[Directive] Filter out everything except lines holding "there".

[Dataset extract]
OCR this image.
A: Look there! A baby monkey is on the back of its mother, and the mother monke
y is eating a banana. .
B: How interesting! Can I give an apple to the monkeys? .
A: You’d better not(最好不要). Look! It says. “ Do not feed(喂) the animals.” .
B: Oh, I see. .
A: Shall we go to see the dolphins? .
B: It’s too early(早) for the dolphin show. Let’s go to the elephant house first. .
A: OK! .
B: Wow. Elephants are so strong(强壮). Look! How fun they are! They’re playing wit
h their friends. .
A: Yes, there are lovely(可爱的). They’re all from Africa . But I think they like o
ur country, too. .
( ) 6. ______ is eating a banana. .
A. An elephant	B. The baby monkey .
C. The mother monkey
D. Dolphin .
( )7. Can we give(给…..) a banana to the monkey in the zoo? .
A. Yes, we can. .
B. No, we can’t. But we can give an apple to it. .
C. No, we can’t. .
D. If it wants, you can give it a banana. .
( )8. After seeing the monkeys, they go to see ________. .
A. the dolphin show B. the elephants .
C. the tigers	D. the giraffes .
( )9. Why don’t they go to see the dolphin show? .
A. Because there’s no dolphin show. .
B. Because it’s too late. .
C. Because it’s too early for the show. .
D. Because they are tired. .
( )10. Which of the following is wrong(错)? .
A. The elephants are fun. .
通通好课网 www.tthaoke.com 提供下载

[Problem solution]
A: Look there! A baby monkey is on the back of its mother, and the mother monke
A: Yes, there are lovely(可爱的). They’re all from Africa . But I think they like o
A. Because there’s no dolphin show. .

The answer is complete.